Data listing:
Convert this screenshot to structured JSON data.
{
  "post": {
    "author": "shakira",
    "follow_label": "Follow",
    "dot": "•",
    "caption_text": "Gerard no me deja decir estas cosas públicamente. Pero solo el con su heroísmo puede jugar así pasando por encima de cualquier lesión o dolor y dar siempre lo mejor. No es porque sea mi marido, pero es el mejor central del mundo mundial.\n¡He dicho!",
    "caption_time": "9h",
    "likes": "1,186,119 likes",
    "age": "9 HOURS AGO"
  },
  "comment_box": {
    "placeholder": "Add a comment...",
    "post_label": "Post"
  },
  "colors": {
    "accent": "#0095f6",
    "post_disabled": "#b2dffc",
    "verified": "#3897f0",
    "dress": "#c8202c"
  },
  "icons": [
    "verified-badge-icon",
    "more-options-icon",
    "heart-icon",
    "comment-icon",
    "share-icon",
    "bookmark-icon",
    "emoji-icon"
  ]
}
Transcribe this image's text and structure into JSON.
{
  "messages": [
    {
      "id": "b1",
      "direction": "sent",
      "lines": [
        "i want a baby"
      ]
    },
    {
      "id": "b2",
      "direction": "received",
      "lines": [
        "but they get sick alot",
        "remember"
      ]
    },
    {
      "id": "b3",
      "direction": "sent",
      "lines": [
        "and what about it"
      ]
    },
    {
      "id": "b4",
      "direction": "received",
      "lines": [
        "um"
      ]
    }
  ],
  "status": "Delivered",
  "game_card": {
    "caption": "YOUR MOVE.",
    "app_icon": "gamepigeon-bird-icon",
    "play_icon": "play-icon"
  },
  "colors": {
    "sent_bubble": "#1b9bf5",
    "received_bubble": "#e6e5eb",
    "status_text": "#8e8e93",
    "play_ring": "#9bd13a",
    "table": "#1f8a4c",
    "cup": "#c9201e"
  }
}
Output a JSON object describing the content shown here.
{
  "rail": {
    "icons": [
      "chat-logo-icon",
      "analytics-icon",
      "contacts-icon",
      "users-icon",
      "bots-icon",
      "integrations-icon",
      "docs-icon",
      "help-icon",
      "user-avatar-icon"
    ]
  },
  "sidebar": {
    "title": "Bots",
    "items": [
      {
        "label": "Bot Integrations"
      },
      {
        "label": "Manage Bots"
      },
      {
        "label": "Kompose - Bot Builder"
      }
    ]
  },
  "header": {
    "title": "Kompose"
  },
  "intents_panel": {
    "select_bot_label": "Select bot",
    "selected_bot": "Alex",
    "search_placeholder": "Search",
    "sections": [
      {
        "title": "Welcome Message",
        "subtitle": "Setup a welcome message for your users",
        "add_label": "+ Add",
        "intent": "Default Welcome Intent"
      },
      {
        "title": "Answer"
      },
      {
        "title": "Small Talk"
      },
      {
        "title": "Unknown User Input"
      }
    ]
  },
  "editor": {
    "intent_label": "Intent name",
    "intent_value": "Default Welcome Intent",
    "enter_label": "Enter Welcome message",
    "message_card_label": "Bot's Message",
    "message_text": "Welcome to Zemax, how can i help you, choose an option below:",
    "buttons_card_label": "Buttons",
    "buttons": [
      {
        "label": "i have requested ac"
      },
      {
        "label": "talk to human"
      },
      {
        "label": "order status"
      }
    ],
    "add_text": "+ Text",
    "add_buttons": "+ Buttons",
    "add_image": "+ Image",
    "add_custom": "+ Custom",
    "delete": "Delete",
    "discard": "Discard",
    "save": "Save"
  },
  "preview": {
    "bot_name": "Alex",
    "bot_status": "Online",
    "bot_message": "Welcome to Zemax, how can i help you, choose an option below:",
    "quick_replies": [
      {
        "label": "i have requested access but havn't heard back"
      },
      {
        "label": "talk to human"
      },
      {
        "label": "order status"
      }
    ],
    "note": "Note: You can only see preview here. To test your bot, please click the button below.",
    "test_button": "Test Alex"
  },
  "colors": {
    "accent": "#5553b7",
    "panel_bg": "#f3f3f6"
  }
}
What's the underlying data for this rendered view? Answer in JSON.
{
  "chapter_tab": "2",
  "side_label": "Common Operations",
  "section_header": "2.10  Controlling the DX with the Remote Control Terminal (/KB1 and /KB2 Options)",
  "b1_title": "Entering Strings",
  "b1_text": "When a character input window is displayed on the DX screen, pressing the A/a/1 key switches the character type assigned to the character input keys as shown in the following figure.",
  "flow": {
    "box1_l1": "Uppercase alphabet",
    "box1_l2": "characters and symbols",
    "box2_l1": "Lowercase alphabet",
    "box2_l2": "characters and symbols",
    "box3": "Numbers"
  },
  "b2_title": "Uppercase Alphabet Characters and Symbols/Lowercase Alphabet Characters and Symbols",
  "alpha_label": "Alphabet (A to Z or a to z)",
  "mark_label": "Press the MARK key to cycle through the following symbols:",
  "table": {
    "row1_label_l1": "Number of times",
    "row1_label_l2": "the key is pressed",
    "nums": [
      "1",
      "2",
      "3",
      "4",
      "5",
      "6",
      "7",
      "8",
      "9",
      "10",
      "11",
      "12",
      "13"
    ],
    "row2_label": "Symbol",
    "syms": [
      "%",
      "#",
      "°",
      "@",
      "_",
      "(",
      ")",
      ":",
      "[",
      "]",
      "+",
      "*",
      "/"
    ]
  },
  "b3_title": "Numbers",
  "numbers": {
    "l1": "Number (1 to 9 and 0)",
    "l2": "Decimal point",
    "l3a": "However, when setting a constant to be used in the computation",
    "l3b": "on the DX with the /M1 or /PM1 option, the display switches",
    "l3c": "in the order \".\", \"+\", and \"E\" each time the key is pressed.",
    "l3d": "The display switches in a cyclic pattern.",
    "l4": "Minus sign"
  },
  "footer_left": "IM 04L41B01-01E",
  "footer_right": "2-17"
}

_Stated problem_
Every entry above needs to be quoted exactly.

_Worked solution_
Convert this screenshot to structured JSON data.
{
  "post": {
    "author": "shakira",
    "follow_label": "Follow",
    "dot": "•",
    "caption_text": "Gerard no me deja decir estas cosas públicamente. Pero solo el con su heroísmo puede jugar así pasando por encima de cualquier lesión o dolor y dar siempre lo mejor. No es porque sea mi marido, pero es el mejor central del mundo mundial.\n¡He dicho!",
    "caption_time": "9h",
    "likes": "1,186,119 likes",
    "age": "9 HOURS AGO"
  },
  "comment_box": {
    "placeholder": "Add a comment...",
    "post_label": "Post"
  },
  "colors": {
    "accent": "#0095f6",
    "post_disabled": "#b2dffc",
    "verified": "#3897f0",
    "dress": "#c8202c"
  },
  "icons": [
    "verified-badge-icon",
    "more-options-icon",
    "heart-icon",
    "comment-icon",
    "share-icon",
    "bookmark-icon",
    "emoji-icon"
  ]
}
Transcribe this image's text and structure into JSON.
{
  "messages": [
    {
      "id": "b1",
      "direction": "sent",
      "lines": [
        "i want a baby"
      ]
    },
    {
      "id": "b2",
      "direction": "received",
      "lines": [
        "but they get sick alot",
        "remember"
      ]
    },
    {
      "id": "b3",
      "direction": "sent",
      "lines": [
        "and what about it"
      ]
    },
    {
      "id": "b4",
      "direction": "received",
      "lines": [
        "um"
      ]
    }
  ],
  "status": "Delivered",
  "game_card": {
    "caption": "YOUR MOVE.",
    "app_icon": "gamepigeon-bird-icon",
    "play_icon": "play-icon"
  },
  "colors": {
    "sent_bubble": "#1b9bf5",
    "received_bubble": "#e6e5eb",
    "status_text": "#8e8e93",
    "play_ring": "#9bd13a",
    "table": "#1f8a4c",
    "cup": "#c9201e"
  }
}
Output a JSON object describing the content shown here.
{
  "rail": {
    "icons": [
      "chat-logo-icon",
      "analytics-icon",
      "contacts-icon",
      "users-icon",
      "bots-icon",
      "integrations-icon",
      "docs-icon",
      "help-icon",
      "user-avatar-icon"
    ]
  },
  "sidebar": {
    "title": "Bots",
    "items": [
      {
        "label": "Bot Integrations"
      },
      {
        "label": "Manage Bots"
      },
      {
        "label": "Kompose - Bot Builder"
      }
    ]
  },
  "header": {
    "title": "Kompose"
  },
  "intents_panel": {
    "select_bot_label": "Select bot",
    "selected_bot": "Alex",
    "search_placeholder": "Search",
    "sections": [
      {
        "title": "Welcome Message",
        "subtitle": "Setup a welcome message for your users",
        "add_label": "+ Add",
        "intent": "Default Welcome Intent"
      },
      {
        "title": "Answer"
      },
      {
        "title": "Small Talk"
      },
      {
        "title": "Unknown User Input"
      }
    ]
  },
  "editor": {
    "intent_label": "Intent name",
    "intent_value": "Default Welcome Intent",
    "enter_label": "Enter Welcome message",
    "message_card_label": "Bot's Message",
    "message_text": "Welcome to Zemax, how can i help you, choose an option below:",
    "buttons_card_label": "Buttons",
    "buttons": [
      {
        "label": "i have requested ac"
      },
      {
        "label": "talk to human"
      },
      {
        "label": "order status"
      }
    ],
    "add_text": "+ Text",
    "add_buttons": "+ Buttons",
    "add_image": "+ Image",
    "add_custom": "+ Custom",
    "delete": "Delete",
    "discard": "Discard",
    "save": "Save"
  },
  "preview": {
    "bot_name": "Alex",
    "bot_status": "Online",
    "bot_message": "Welcome to Zemax, how can i help you, choose an option below:",
    "quick_replies": [
      {
        "label": "i have requested access but havn't heard back"
      },
      {
        "label": "talk to human"
      },
      {
        "label": "order status"
      }
    ],
    "note": "Note: You can only see preview here. To test your bot, please click the button below.",
    "test_button": "Test Alex"
  },
  "colors": {
    "accent": "#5553b7",
    "panel_bg": "#f3f3f6"
  }
}
What's the underlying data for this rendered view? Answer in JSON.
{
  "chapter_tab": "2",
  "side_label": "Common Operations",
  "section_header": "2.10  Controlling the DX with the Remote Control Terminal (/KB1 and /KB2 Options)",
  "b1_title": "Entering Strings",
  "b1_text": "When a character input window is displayed on the DX screen, pressing the A/a/1 key switches the character type assigned to the character input keys as shown in the following figure.",
  "flow": {
    "box1_l1": "Uppercase alphabet",
    "box1_l2": "characters and symbols",
    "box2_l1": "Lowercase alphabet",
    "box2_l2": "characters and symbols",
    "box3": "Numbers"
  },
  "b2_title": "Uppercase Alphabet Characters and Symbols/Lowercase Alphabet Characters and Symbols",
  "alpha_label": "Alphabet (A to Z or a to z)",
  "mark_label": "Press the MARK key to cycle through the following symbols:",
  "table": {
    "row1_label_l1": "Number of times",
    "row1_label_l2": "the key is pressed",
    "nums": [
      "1",
      "2",
      "3",
      "4",
      "5",
      "6",
      "7",
      "8",
      "9",
      "10",
      "11",
      "12",
      "13"
    ],
    "row2_label": "Symbol",
    "syms": [
      "%",
      "#",
      "°",
      "@",
      "_",
      "(",
      ")",
      ":",
      "[",
      "]",
      "+",
      "*",
      "/"
    ]
  },
  "b3_title": "Numbers",
  "numbers": {
    "l1": "Number (1 to 9 and 0)",
    "l2": "Decimal point",
    "l3a": "However, when setting a constant to be used in the computation",
    "l3b": "on the DX with the /M1 or /PM1 option, the display switches",
    "l3c": "in the order \".\", \"+\", and \"E\" each time the key is pressed.",
    "l3d": "The display switches in a cyclic pattern.",
    "l4": "Minus sign"
  },
  "footer_left": "IM 04L41B01-01E",
  "footer_right": "2-17"
}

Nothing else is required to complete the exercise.